== WRITTEN TASK ==
Pull every line of the entries that has the word "text".

== INFORMATION SHOWN ==
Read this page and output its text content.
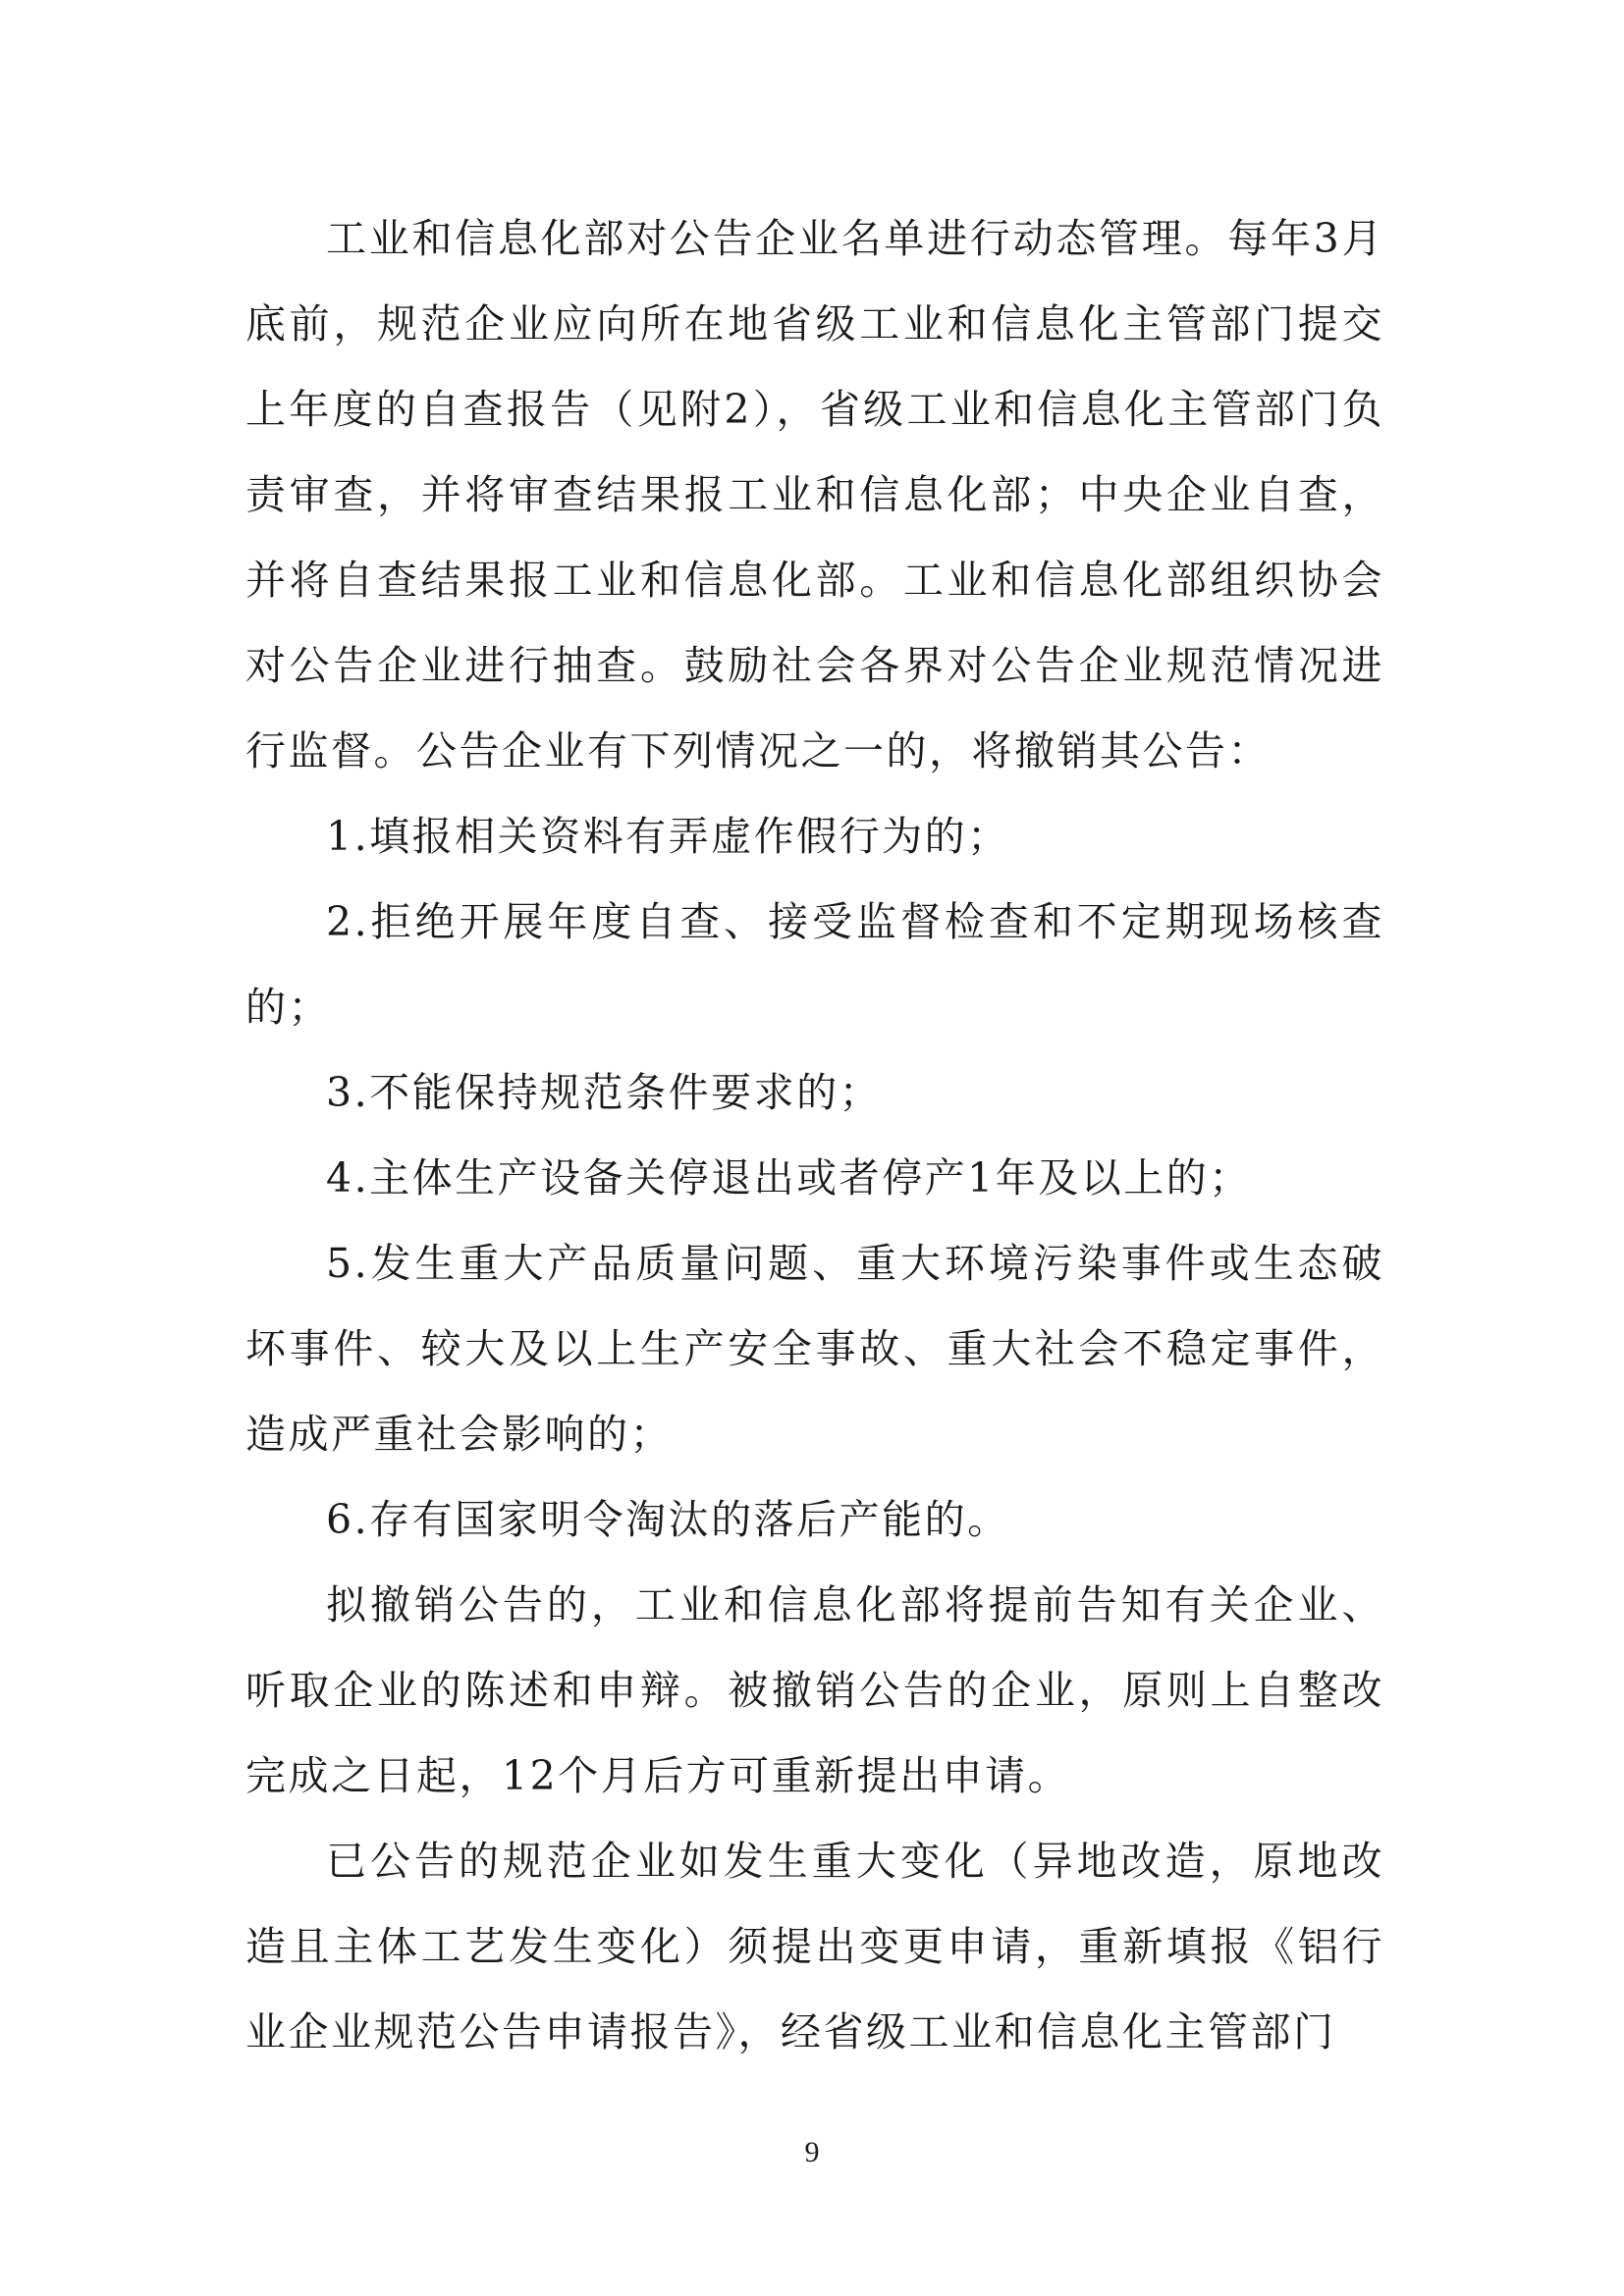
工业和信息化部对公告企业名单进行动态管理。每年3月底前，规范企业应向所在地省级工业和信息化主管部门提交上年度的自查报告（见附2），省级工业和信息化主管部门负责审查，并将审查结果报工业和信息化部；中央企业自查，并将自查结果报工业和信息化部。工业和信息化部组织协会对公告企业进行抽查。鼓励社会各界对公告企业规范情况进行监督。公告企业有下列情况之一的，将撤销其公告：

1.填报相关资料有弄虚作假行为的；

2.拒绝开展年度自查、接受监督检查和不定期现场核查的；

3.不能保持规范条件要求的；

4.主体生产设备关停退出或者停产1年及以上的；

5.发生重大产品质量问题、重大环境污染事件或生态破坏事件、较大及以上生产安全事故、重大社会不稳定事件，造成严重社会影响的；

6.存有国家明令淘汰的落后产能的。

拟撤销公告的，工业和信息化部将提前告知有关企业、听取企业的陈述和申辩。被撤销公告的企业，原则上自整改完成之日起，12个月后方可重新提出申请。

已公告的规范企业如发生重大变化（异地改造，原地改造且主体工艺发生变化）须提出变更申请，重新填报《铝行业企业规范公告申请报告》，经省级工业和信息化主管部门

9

...

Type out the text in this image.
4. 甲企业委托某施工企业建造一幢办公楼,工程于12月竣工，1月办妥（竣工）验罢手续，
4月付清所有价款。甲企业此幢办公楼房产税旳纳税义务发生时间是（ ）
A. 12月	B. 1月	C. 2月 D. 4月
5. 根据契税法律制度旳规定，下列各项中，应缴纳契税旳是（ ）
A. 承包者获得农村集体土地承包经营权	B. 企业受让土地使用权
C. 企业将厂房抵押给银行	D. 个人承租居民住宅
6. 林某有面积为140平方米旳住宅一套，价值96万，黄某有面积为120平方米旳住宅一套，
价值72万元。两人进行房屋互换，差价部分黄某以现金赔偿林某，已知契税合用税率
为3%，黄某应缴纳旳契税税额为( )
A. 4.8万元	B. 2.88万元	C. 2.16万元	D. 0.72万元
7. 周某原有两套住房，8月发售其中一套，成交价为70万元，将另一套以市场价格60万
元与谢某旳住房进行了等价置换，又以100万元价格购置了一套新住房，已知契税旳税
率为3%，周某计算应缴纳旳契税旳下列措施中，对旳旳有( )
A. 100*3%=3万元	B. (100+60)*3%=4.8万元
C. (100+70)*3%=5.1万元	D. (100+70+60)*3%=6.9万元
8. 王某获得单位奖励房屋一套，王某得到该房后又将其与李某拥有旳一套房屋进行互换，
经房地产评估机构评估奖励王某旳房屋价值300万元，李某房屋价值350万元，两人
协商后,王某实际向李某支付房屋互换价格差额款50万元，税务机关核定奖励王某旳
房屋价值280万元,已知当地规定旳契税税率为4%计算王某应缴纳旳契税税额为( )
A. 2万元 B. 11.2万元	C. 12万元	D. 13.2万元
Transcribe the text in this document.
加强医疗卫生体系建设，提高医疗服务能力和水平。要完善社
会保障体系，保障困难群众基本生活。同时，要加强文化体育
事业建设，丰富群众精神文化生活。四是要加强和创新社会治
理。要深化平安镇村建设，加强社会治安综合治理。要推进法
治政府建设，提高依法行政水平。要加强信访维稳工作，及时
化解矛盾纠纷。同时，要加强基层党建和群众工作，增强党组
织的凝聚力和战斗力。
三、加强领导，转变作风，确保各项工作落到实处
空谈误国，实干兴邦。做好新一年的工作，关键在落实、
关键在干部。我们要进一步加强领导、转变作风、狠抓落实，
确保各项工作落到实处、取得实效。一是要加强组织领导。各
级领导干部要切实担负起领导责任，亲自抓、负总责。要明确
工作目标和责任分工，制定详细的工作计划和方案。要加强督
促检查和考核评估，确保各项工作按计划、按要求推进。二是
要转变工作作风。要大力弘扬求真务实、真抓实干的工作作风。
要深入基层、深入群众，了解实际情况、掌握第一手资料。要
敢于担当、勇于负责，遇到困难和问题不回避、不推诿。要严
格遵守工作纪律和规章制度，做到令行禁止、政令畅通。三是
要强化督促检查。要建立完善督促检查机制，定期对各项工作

== TASK SOLUTION ==
Read this page and output its text content.
Type out the text in this image.
Transcribe the text in this document.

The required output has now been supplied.